Given exercise 1 → Render the listing as a Markdown table, covering the stretch from its first line through the line that contains "hierarchy-tab-icon[interactable]: ⊶ (990, 317, 1001, 330)". Use the columns Row and Entry, give each line a row number, and leave out blank lines.
════════════════════
Market News
Treasury Yields Drop to Lowest Level in Two Months Before Powell Speaks - BLOOMBERG
(Bloomberg) -- Treasuries fell on Tuesday after a report on US job openings failed to provide justification for a Federal Reserve interest-rate cut as soon as next month.
Bonds slipped across maturities with yields trading close to session highs late in New York. Shorter-dated tenors, those more sensitive to Fed policy shifts, rose the most. The two-year note’s yield was up about six basis points to 3.78% — rebounding from below 3.70% earlier in the session — following JOLTS data that showed a steep increase in openings, a sign of strength in the labor market.
The market had been rallying in anticipation that three reports on the employment picture would spur Fed rate cuts. Traders saw a remote chance of the first of those coming in July if the reports showed weakness in the labor market. Fed Chair Jerome Powell, speaking at a global monetary policy event in Sintra, Portugal, declined to rule out a July cut.
“It seems as if the market has bypassed the data-dependency” of Powell “and focused more on the much stronger May JOLTs data,” said John Brady, managing director at RJ O’Brien.
════════════════════
Given exercise 2 → In one to three sentences, explain why Treasuries fell on Tuesday, according to the Treasuries report.
════════════════════
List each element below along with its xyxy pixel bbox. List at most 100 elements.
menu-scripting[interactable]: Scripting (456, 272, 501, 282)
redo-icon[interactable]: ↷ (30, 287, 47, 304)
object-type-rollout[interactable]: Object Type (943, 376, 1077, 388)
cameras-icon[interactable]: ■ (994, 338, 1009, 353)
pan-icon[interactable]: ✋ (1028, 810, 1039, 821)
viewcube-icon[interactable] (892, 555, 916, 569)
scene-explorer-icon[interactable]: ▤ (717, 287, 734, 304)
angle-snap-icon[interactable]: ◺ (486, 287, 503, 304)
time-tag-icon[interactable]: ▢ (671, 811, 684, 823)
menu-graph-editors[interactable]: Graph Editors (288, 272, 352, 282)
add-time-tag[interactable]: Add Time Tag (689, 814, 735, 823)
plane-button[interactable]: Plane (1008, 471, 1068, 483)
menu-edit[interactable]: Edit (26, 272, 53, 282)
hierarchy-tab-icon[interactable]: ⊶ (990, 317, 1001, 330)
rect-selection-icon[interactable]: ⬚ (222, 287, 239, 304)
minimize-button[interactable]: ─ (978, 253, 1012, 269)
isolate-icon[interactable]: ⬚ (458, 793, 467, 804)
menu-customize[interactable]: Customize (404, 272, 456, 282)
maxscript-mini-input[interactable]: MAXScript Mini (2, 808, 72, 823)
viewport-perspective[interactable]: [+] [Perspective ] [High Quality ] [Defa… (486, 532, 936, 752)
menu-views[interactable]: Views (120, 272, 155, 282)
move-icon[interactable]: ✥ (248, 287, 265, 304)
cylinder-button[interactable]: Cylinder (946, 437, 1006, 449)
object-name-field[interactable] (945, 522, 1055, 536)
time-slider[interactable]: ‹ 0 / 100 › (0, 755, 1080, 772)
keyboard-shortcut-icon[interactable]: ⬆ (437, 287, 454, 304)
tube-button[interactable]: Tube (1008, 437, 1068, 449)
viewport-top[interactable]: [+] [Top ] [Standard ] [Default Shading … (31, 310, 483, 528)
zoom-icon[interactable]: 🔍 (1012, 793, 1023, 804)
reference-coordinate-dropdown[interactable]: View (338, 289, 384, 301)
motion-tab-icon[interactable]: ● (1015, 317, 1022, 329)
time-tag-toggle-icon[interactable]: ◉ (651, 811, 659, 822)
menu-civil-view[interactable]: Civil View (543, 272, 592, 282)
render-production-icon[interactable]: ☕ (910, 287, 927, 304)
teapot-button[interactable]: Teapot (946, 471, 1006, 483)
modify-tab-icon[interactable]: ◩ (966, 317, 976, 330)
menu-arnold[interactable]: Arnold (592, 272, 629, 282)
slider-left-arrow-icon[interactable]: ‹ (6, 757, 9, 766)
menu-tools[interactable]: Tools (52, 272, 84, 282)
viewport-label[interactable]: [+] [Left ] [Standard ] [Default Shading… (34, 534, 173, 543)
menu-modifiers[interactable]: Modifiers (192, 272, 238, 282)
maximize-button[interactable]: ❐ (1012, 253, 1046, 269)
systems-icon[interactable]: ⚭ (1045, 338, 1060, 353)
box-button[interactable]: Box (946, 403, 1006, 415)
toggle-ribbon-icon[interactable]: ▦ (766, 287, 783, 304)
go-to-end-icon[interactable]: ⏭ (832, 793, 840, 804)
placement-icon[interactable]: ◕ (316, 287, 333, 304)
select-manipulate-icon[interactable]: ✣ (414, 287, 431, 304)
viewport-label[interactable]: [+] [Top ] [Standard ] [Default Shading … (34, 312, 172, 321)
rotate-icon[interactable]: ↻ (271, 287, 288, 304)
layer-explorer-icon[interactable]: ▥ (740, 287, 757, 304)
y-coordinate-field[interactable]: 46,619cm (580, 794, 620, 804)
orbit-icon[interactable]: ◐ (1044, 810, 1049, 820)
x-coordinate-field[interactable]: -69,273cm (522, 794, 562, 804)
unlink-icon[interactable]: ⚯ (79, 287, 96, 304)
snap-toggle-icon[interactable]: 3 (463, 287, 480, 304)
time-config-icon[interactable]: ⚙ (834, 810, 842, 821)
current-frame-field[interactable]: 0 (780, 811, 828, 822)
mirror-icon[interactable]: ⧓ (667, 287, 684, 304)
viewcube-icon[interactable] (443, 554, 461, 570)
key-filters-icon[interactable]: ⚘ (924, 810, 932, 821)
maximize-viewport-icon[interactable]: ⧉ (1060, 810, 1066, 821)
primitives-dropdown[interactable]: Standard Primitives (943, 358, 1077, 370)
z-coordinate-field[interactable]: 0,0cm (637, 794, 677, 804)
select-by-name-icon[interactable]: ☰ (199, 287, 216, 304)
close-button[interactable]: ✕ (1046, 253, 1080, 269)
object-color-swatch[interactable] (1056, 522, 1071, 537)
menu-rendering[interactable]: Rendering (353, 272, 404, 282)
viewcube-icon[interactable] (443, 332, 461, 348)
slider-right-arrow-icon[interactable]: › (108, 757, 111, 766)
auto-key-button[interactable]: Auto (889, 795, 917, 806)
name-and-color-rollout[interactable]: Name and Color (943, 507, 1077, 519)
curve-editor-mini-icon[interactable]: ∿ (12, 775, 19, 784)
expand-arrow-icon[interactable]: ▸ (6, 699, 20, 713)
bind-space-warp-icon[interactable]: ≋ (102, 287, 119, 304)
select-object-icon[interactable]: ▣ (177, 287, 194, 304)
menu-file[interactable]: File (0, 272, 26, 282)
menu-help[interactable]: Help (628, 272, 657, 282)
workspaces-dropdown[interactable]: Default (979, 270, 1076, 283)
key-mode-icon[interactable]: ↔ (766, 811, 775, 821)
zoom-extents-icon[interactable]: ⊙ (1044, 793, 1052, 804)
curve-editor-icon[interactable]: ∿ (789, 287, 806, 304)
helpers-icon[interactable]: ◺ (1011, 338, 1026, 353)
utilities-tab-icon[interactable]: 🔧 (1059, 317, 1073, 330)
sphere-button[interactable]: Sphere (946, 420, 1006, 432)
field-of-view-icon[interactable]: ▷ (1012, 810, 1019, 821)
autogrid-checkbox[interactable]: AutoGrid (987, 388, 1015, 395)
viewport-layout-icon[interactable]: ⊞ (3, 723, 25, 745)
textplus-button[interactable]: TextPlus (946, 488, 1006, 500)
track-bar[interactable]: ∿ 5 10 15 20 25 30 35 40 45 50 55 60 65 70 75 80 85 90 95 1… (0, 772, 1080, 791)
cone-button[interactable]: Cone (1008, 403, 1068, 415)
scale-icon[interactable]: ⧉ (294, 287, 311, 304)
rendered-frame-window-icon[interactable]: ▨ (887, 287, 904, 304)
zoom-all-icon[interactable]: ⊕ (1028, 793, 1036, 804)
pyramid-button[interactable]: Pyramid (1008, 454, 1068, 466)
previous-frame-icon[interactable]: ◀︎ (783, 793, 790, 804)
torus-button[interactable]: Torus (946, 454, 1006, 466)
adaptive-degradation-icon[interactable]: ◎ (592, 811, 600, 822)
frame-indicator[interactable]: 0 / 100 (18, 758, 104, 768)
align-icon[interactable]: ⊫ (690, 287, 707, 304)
════════════════════
Written answer 1 →
| Row | Entry |
|---|---|
| 1 | List each element below along with its xyxy pixel bbox. List at most 100 elements. |
| 2 | menu-scripting[interactable]: Scripting (456, 272, 501, 282) |
| 3 | redo-icon[interactable]: ↷ (30, 287, 47, 304) |
| 4 | object-type-rollout[interactable]: Object Type (943, 376, 1077, 388) |
| 5 | cameras-icon[interactable]: ■ (994, 338, 1009, 353) |
| 6 | pan-icon[interactable]: ✋ (1028, 810, 1039, 821) |
| 7 | viewcube-icon[interactable] (892, 555, 916, 569) |
| 8 | scene-explorer-icon[interactable]: ▤ (717, 287, 734, 304) |
| 9 | angle-snap-icon[interactable]: ◺ (486, 287, 503, 304) |
| 10 | time-tag-icon[interactable]: ▢ (671, 811, 684, 823) |
| 11 | menu-graph-editors[interactable]: Graph Editors (288, 272, 352, 282) |
| 12 | add-time-tag[interactable]: Add Time Tag (689, 814, 735, 823) |
| 13 | plane-button[interactable]: Plane (1008, 471, 1068, 483) |
| 14 | menu-edit[interactable]: Edit (26, 272, 53, 282) |
| 15 | hierarchy-tab-icon[interactable]: ⊶ (990, 317, 1001, 330) |

Written answer 2 → Treasuries fell because a report on US job openings did not justify a Federal Reserve rate cut as soon as next month. The JOLTS data showed a steep increase in openings, a sign of strength in the labor market.